### Problems to solve
a) Answer from the post on saving money in Korea:
(i) How much has the writer saved in five months in Korea?
(ii) How much did the writer send home this month?
(iii) If the writer stays on track, about how much will they save while in Korea?
b) Reproduce a span of the post on saving money in Korea word for word, starting at the words "Part of it is misinformation." and ending after "and graduate school.".

### Document passage
□ □ □ □ □

On Not Saving Any Money in Korea

Korean-style Caprese Salad. made with tomatoes, mozzarella, and sesame leaves. I miss eating fresh, good food every day instead of a couple times per week.

WARNING: This post is mathematically-inaccurate, slightly boring, and generally detrimental to your TEFL soul and mine. Do yourself a favour and read this new shiny post instead (from 2013!)

From the website of my recruiter, the agency that facilitated my move to Korea:

“We know some single people who live on about $300 USD a month and others who push it easily over $1000 USD per month.  It depends on how thrifty you are and how often you go out.  $600 USD is pretty reasonable for a single person. This allows for dinners, drinks, nights out, movies, small weekend trips, etc… “

With my salary and the adjustment for the exchange rate, that should have meant about $1000 in savings for each month. Ha. Ha.

I have managed to save a grand total of $828.27 in five months in Korea. My salary is higher than any I’ve had before, I have benefits like health insurance that I’ve never independently obtained before, and I don’t even pay rent! I am living on my own and out of my parents’ basement, which is a lot better than I was able to do back in Colorado. I only have to work five days a week instead of seven. This month, I managed to finally pay off my credit card expenses for the visa process and my taxes.

Considering the dire straits many in my generation find themselves in, these should be financial achievements.

And yet my goals for Korea in terms of money are on the rocks, as the cost of living appears to be almost twice what my recruiter assumes it will be. Add to that the shitty turn the exchange rate has taken in the time I’ve been here, and instead of sending home 800 USD per month, I sent $674 this month. And even with a budget of 800.000 KRW per month, or 200.000 per week, I’ve found it hard to save anything. This month and last, I’ve decided to go a little hungry and skip eating lunch for at least the week leading up to payday rather than spend my savings.

What is happening here?

Part of it is the global economy. Everything is so volitile these days that the exchange rates on most currencies are all over the place.

Part of it is misinformation. People are basing their moving to Korea on information from before the economic crisis really hit the fan in 2008, and a lot of the teachers I know refer to things in dollars as opposed to KRW. Recruiting companies may exaggerate without knowing the true cost of living, or on purpose to attract teachers. If I stay on track, I will save about $2400 while in Korea. Certainly not nothing, but certainly less than the $8,000 I wanted to save for travel and graduate school.

Part of it is me. I like to think I’m a fairly thrifty person. I don’t buy a lot of clothes, makeup, or anything else. I spend the most money on food, and I’ll admit I’m a bit of a food snob. I can’t subsist on bags of frozen chicken purchased on G Market. I prefer whole wheat pasta to instant noodles. I like to go to the sauna each week. It’s nice to have a few beers every weekend. All of those things are normal, and supposedly a part of the “reasonable” $600 budget my recruiters talked about. And yet, the 800.000 won (which incidentally is currently worth only $705 this month) I budget is consistently not enough.

□ □ □ □ □

### Provided material
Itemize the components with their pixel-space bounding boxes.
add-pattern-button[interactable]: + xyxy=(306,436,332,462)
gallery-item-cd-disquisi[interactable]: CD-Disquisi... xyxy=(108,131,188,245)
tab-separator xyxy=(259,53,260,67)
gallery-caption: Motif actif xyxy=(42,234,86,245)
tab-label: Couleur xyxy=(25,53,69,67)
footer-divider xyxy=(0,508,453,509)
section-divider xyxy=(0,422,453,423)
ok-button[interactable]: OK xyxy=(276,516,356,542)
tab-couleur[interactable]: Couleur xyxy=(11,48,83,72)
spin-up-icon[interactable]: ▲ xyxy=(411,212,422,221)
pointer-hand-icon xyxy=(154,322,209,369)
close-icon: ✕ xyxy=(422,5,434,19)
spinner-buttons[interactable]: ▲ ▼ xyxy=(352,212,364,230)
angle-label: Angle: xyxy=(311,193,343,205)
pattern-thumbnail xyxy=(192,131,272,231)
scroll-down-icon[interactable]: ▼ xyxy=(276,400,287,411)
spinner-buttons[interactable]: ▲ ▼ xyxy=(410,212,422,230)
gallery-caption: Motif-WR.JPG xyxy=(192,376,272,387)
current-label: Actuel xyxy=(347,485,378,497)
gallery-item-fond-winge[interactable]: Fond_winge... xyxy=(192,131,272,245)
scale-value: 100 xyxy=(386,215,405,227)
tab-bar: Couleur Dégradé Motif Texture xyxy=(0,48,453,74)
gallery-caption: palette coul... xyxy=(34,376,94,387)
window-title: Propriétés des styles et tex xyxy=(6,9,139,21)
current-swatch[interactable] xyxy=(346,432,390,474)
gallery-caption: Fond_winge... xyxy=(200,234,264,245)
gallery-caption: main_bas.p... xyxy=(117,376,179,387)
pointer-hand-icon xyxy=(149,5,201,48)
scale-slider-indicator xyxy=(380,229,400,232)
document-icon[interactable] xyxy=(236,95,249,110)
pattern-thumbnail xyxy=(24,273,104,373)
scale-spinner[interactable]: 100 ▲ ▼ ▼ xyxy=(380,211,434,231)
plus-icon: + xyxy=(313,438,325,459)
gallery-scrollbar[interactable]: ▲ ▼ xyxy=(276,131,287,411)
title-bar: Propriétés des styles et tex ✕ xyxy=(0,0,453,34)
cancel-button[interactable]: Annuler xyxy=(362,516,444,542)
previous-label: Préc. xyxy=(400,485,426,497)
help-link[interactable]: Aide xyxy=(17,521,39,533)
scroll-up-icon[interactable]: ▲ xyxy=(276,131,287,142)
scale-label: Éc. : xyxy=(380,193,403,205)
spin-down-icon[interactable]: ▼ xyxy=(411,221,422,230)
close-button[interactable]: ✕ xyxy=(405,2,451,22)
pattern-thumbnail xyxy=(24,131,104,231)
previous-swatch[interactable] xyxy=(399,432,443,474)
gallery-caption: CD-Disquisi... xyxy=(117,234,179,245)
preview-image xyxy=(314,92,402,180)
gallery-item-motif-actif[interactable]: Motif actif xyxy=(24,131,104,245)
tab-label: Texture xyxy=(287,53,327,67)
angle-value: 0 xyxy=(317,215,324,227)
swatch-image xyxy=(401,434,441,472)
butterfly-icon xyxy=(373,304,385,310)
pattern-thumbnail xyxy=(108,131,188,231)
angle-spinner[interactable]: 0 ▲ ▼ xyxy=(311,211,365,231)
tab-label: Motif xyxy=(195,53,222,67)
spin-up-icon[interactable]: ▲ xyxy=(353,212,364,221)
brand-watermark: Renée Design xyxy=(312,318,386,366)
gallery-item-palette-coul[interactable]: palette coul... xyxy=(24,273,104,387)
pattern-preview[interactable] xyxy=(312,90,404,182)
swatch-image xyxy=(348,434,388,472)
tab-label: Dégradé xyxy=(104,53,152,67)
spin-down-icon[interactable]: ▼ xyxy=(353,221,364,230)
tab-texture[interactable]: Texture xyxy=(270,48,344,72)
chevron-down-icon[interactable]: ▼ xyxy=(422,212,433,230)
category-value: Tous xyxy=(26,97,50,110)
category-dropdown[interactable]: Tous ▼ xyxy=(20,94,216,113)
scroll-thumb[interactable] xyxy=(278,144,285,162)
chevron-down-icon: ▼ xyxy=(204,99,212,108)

□ □ □ □ □

### Responses for each task
a)
(i) $828.27
(ii) $674
(iii) About $2400

b)
Part of it is misinformation. People are basing their moving to Korea on information from before the economic crisis really hit the fan in 2008, and a lot of the teachers I know refer to things in dollars as opposed to KRW. Recruiting companies may exaggerate without knowing the true cost of living, or on purpose to attract teachers. If I stay on track, I will save about $2400 while in Korea. Certainly not nothing, but certainly less than the $8,000 I wanted to save for travel and graduate school.